----- Task input -----
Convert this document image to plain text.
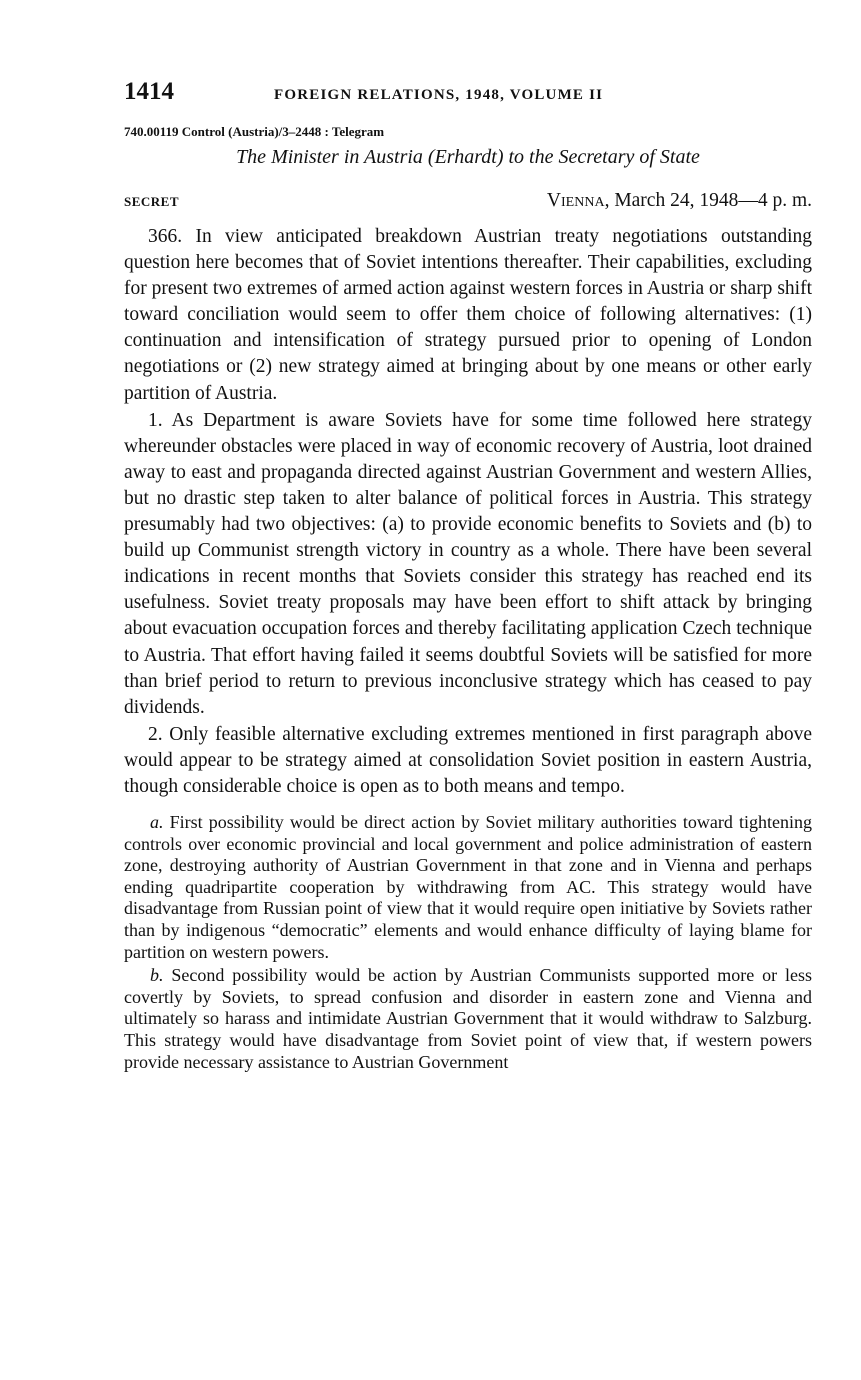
1414	FOREIGN RELATIONS, 1948, VOLUME II
740.00119 Control (Austria)/3–2448 : Telegram
The Minister in Austria (Erhardt) to the Secretary of State
SECRET	Vienna, March 24, 1948—4 p. m.

366. In view anticipated breakdown Austrian treaty negotiations outstanding question here becomes that of Soviet intentions thereafter. Their capabilities, excluding for present two extremes of armed action against western forces in Austria or sharp shift toward conciliation would seem to offer them choice of following alternatives: (1) continuation and intensification of strategy pursued prior to opening of London negotiations or (2) new strategy aimed at bringing about by one means or other early partition of Austria.

1. As Department is aware Soviets have for some time followed here strategy whereunder obstacles were placed in way of economic recovery of Austria, loot drained away to east and propaganda directed against Austrian Government and western Allies, but no drastic step taken to alter balance of political forces in Austria. This strategy presumably had two objectives: (a) to provide economic benefits to Soviets and (b) to build up Communist strength victory in country as a whole. There have been several indications in recent months that Soviets consider this strategy has reached end its usefulness. Soviet treaty proposals may have been effort to shift attack by bringing about evacuation occupation forces and thereby facilitating application Czech technique to Austria. That effort having failed it seems doubtful Soviets will be satisfied for more than brief period to return to previous inconclusive strategy which has ceased to pay dividends.

2. Only feasible alternative excluding extremes mentioned in first paragraph above would appear to be strategy aimed at consolidation Soviet position in eastern Austria, though considerable choice is open as to both means and tempo.

a. First possibility would be direct action by Soviet military authorities toward tightening controls over economic provincial and local government and police administration of eastern zone, destroying authority of Austrian Government in that zone and in Vienna and perhaps ending quadripartite cooperation by withdrawing from AC. This strategy would have disadvantage from Russian point of view that it would require open initiative by Soviets rather than by indigenous “democratic” elements and would enhance difficulty of laying blame for partition on western powers.

b. Second possibility would be action by Austrian Communists supported more or less covertly by Soviets, to spread confusion and disorder in eastern zone and Vienna and ultimately so harass and intimidate Austrian Government that it would withdraw to Salzburg. This strategy would have disadvantage from Soviet point of view that, if western powers provide necessary assistance to Austrian Government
-----
**Directions for this task**
Identify and extract each line of the listing that contains "extremes".

**Exercise response**
366. In view anticipated breakdown Austrian treaty negotiations outstanding question here becomes that of Soviet intentions thereafter. Their capabilities, excluding for present two extremes of armed action against western forces in Austria or sharp shift toward conciliation would seem to offer them choice of following alternatives: (1) continuation and intensification of strategy pursued prior to opening of London negotiations or (2) new strategy aimed at bringing about by one means or other early partition of Austria.
2. Only feasible alternative excluding extremes mentioned in first paragraph above would appear to be strategy aimed at consolidation Soviet position in eastern Austria, though considerable choice is open as to both means and tempo.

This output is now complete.